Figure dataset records
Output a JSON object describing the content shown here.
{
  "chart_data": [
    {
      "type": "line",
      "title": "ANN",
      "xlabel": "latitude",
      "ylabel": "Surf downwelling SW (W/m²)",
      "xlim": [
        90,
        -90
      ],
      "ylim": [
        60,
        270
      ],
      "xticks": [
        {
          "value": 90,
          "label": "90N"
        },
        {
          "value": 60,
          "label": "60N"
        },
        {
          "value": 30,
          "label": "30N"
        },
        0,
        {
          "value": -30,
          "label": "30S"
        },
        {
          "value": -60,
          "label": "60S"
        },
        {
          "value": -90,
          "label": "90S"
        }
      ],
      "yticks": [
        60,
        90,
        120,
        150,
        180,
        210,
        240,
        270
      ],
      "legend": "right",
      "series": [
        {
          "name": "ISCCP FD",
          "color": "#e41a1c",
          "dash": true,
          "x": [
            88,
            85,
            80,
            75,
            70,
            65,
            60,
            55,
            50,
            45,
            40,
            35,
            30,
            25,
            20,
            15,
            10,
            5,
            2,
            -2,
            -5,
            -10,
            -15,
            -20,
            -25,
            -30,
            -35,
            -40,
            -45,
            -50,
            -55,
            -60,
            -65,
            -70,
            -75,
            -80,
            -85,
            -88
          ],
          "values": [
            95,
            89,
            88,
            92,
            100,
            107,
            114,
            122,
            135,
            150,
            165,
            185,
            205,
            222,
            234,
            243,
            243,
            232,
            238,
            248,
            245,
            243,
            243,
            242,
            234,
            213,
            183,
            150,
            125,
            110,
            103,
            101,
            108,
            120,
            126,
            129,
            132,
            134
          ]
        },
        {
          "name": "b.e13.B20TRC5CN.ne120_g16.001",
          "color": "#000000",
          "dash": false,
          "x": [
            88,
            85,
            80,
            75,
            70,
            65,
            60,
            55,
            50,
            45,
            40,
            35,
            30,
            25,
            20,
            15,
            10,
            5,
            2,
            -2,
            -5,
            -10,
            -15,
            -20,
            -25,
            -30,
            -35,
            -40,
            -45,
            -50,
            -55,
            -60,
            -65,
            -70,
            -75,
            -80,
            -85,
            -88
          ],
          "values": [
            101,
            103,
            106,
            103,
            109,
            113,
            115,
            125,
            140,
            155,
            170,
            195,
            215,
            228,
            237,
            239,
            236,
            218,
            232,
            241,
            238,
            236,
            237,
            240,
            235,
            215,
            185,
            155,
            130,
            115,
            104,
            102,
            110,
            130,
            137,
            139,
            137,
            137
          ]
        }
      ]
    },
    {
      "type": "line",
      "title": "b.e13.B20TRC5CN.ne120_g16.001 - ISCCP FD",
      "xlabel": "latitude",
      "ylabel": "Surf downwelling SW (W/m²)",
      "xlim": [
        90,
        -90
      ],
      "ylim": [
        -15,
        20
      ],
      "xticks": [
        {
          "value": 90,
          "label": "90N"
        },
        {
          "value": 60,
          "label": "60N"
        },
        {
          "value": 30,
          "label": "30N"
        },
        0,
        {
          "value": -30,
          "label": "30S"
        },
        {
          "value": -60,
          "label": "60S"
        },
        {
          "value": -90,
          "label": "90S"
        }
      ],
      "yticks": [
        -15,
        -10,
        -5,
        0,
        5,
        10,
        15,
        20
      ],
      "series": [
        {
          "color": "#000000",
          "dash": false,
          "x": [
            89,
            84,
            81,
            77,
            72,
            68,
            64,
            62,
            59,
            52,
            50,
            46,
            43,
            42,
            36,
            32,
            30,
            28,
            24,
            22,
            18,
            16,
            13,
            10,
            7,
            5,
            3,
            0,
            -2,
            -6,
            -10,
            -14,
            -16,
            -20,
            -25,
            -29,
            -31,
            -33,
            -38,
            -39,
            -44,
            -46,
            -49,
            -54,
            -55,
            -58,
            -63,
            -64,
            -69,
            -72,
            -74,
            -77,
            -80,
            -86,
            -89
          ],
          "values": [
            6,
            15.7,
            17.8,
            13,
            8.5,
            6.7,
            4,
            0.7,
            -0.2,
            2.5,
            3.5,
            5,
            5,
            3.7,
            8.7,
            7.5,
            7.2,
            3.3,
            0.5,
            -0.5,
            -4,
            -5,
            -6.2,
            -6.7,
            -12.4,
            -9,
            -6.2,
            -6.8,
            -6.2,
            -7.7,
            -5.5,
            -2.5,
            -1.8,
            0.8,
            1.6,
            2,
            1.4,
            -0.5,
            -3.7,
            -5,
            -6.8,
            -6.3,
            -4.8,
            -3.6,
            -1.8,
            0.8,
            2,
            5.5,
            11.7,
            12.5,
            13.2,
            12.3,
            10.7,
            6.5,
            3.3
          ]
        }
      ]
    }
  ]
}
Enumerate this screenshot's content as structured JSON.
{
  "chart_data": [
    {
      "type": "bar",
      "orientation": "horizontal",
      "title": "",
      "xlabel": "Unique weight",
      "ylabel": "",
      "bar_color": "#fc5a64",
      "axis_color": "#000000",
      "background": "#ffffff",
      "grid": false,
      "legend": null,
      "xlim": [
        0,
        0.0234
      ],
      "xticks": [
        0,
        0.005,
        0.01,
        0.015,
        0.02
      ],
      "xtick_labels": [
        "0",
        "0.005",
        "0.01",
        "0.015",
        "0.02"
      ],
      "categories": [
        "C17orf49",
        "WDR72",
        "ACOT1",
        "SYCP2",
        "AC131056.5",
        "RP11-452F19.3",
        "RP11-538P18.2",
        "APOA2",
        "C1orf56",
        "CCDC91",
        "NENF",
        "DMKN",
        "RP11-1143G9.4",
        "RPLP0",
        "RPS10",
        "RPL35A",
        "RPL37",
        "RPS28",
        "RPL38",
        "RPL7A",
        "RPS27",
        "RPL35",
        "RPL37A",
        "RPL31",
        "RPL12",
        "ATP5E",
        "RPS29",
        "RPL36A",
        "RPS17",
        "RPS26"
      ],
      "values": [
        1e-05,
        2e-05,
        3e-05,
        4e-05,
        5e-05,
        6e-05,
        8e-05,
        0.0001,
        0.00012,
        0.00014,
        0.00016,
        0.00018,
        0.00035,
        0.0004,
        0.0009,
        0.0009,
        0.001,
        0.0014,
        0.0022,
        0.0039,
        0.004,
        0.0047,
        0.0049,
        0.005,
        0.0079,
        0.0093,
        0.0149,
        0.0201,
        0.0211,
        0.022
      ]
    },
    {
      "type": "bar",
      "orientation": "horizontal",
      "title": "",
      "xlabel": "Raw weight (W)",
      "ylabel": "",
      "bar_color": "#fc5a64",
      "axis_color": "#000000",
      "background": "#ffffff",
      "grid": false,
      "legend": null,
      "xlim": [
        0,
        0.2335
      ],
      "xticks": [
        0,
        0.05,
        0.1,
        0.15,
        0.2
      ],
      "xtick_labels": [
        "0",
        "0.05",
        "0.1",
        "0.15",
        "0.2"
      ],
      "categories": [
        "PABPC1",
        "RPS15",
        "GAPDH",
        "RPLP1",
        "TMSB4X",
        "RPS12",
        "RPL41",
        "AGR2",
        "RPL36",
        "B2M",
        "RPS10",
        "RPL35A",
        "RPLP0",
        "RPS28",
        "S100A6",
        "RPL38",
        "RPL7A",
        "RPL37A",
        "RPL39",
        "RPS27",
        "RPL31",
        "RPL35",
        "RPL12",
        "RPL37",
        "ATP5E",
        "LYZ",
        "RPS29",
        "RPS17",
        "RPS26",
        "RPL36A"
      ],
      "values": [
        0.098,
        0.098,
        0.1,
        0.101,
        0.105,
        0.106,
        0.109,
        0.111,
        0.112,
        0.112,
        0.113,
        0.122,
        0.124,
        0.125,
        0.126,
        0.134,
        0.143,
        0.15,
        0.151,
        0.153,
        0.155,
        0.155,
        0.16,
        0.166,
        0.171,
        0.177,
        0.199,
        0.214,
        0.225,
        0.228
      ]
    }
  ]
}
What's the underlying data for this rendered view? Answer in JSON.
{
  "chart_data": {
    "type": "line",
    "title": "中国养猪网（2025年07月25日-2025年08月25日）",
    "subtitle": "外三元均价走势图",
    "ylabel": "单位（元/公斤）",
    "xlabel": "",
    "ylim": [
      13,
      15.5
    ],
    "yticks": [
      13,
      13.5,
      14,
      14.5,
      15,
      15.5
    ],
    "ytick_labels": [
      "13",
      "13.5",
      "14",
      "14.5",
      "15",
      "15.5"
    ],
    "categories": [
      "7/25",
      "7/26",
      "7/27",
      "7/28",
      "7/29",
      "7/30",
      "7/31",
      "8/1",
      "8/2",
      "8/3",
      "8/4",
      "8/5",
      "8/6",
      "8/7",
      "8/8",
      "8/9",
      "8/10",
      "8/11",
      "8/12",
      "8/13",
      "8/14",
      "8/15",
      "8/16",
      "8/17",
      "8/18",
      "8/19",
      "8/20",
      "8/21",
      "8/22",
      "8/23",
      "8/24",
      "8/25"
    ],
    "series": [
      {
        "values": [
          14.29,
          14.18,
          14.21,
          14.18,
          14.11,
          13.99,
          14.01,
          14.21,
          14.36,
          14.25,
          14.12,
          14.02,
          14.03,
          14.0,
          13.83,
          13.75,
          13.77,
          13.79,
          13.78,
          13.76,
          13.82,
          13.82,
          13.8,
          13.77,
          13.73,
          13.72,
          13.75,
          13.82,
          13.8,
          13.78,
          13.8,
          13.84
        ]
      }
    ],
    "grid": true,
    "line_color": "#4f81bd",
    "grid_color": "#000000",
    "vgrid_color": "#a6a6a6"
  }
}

# [YOUR OBJECTIVE]
Repeat exactly, and only, the lines from the line containing "What's the underlying" through the last line of the records above, both included.

# [SOLUTION TO THE EXERCISE]
What's the underlying data for this rendered view? Answer in JSON.
{
  "chart_data": {
    "type": "line",
    "title": "中国养猪网（2025年07月25日-2025年08月25日）",
    "subtitle": "外三元均价走势图",
    "ylabel": "单位（元/公斤）",
    "xlabel": "",
    "ylim": [
      13,
      15.5
    ],
    "yticks": [
      13,
      13.5,
      14,
      14.5,
      15,
      15.5
    ],
    "ytick_labels": [
      "13",
      "13.5",
      "14",
      "14.5",
      "15",
      "15.5"
    ],
    "categories": [
      "7/25",
      "7/26",
      "7/27",
      "7/28",
      "7/29",
      "7/30",
      "7/31",
      "8/1",
      "8/2",
      "8/3",
      "8/4",
      "8/5",
      "8/6",
      "8/7",
      "8/8",
      "8/9",
      "8/10",
      "8/11",
      "8/12",
      "8/13",
      "8/14",
      "8/15",
      "8/16",
      "8/17",
      "8/18",
      "8/19",
      "8/20",
      "8/21",
      "8/22",
      "8/23",
      "8/24",
      "8/25"
    ],
    "series": [
      {
        "values": [
          14.29,
          14.18,
          14.21,
          14.18,
          14.11,
          13.99,
          14.01,
          14.21,
          14.36,
          14.25,
          14.12,
          14.02,
          14.03,
          14.0,
          13.83,
          13.75,
          13.77,
          13.79,
          13.78,
          13.76,
          13.82,
          13.82,
          13.8,
          13.77,
          13.73,
          13.72,
          13.75,
          13.82,
          13.8,
          13.78,
          13.8,
          13.84
        ]
      }
    ],
    "grid": true,
    "line_color": "#4f81bd",
    "grid_color": "#000000",
    "vgrid_color": "#a6a6a6"
  }
}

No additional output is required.